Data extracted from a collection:
=-=-=-=-=

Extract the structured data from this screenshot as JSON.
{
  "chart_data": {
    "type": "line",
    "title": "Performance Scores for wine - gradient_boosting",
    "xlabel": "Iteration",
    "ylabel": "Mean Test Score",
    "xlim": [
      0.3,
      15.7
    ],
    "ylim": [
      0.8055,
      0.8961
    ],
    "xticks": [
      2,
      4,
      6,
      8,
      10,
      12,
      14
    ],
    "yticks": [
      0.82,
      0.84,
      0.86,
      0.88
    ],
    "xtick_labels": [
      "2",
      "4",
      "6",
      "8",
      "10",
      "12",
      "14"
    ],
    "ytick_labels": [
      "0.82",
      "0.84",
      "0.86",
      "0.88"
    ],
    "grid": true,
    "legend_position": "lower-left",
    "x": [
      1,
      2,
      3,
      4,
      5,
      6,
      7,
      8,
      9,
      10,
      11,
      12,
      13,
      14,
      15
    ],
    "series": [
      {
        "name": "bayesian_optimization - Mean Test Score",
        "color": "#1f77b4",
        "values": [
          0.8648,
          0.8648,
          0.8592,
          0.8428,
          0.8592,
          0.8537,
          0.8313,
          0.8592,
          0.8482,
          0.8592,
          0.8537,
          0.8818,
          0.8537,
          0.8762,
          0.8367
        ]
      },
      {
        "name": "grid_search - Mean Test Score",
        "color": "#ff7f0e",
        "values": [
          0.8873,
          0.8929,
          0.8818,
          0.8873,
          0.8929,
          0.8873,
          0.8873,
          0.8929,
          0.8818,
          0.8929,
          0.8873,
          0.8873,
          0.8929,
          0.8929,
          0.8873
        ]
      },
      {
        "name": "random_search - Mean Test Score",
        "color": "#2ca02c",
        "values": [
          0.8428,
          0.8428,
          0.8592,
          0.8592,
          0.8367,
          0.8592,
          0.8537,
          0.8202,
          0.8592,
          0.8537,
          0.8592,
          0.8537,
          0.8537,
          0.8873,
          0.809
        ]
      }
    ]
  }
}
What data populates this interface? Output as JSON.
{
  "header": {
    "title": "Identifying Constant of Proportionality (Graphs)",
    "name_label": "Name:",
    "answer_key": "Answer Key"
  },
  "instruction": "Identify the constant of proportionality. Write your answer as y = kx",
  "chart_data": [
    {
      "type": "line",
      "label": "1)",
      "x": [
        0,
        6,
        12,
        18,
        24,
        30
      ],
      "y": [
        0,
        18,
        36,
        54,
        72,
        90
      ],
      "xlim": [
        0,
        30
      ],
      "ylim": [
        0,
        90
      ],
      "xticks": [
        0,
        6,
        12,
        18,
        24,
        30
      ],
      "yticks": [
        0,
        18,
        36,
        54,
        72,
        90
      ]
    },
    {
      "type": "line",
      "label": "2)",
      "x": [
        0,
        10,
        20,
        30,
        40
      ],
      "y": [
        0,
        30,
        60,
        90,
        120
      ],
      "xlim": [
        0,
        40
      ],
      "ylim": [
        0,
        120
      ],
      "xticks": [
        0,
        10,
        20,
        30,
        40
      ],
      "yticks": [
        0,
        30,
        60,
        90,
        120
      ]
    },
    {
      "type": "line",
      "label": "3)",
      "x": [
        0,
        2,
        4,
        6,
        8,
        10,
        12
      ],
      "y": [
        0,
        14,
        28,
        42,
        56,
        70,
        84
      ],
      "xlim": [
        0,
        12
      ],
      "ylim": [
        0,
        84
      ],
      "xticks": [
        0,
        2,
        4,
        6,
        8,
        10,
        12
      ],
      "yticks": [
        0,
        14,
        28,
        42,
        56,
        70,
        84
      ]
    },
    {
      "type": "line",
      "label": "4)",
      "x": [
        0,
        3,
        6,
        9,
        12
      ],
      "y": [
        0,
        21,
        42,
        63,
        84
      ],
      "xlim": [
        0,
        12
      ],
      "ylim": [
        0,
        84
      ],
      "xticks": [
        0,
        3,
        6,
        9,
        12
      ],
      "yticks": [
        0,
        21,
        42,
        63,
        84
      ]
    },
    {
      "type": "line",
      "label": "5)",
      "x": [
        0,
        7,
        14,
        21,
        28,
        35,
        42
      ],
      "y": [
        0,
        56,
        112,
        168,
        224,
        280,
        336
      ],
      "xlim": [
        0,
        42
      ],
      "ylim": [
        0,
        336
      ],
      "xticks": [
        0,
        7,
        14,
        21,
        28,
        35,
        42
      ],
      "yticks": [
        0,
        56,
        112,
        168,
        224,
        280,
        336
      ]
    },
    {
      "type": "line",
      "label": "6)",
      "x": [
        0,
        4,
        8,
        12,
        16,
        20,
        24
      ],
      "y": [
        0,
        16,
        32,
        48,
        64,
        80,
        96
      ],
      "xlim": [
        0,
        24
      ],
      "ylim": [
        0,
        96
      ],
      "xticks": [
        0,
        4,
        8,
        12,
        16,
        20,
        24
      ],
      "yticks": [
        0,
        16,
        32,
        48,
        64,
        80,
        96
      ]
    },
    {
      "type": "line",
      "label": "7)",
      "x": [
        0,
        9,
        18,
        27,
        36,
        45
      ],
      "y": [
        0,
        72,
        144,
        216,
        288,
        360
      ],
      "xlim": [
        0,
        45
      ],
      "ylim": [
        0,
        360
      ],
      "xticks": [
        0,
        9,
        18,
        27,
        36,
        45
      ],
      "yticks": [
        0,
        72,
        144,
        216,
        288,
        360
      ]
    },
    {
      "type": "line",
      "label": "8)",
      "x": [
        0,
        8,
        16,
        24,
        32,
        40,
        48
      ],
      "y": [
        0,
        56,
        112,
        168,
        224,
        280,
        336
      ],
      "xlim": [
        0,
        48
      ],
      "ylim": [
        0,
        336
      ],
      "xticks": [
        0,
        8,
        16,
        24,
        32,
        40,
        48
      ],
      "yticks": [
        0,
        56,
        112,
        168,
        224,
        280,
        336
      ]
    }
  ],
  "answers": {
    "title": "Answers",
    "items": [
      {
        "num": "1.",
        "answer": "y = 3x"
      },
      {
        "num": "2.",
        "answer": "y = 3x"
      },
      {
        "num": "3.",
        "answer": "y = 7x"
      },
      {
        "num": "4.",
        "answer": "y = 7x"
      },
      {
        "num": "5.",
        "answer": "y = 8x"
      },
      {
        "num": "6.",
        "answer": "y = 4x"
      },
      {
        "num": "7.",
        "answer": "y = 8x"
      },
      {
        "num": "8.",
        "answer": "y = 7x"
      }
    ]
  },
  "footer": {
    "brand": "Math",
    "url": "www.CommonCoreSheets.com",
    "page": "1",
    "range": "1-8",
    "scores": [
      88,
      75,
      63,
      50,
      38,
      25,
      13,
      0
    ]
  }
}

=-=-=-=-=

TASK DIRECTIONS:
Using the listing, collect all lines in which the string "Test" is found.

WORKED SOLUTION:
    "ylabel": "Mean Test Score",
        "name": "bayesian_optimization - Mean Test Score",
        "name": "grid_search - Mean Test Score",
        "name": "random_search - Mean Test Score",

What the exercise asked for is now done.